**Data items**
----

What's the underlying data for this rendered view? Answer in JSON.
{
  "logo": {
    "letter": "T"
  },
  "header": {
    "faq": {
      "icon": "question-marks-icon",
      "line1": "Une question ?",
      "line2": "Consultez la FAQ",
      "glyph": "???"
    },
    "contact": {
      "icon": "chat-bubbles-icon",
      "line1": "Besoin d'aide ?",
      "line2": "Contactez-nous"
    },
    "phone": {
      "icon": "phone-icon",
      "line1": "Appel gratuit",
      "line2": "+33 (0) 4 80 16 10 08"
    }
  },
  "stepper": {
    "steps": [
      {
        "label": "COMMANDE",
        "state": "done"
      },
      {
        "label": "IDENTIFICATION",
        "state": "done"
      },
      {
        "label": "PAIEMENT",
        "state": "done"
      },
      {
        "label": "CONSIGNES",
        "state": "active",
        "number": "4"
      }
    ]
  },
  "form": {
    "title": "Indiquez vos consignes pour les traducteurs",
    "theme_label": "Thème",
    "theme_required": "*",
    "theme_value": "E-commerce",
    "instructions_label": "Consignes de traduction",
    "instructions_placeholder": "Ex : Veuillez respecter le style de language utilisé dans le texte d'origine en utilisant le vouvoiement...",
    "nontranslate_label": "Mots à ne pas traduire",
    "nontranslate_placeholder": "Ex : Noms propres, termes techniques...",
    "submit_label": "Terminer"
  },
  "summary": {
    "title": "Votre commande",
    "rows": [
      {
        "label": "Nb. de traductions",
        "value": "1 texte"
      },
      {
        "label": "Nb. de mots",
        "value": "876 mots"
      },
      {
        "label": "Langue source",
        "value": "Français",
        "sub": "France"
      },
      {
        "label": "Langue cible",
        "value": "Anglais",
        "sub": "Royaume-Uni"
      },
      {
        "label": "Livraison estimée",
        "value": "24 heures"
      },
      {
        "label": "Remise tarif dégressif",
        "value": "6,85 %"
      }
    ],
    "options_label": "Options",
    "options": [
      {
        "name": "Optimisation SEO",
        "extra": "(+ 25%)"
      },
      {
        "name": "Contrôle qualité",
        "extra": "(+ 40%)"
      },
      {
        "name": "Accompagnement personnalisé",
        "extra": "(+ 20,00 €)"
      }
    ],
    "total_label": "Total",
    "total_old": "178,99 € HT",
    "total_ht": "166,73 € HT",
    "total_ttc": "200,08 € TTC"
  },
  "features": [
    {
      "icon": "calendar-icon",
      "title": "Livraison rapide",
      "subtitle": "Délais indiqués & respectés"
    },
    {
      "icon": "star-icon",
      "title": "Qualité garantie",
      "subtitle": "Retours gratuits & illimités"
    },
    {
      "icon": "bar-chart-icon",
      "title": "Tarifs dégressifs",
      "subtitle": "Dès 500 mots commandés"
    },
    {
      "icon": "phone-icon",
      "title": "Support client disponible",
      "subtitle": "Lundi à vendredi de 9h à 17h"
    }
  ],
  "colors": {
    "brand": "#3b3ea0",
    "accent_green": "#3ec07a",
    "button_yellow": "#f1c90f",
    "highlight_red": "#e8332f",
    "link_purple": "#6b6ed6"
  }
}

----

**TASK BRIEF**
How many of the lines above hold the word "question"? Give only that number.

**COMPLETED EXERCISE**
2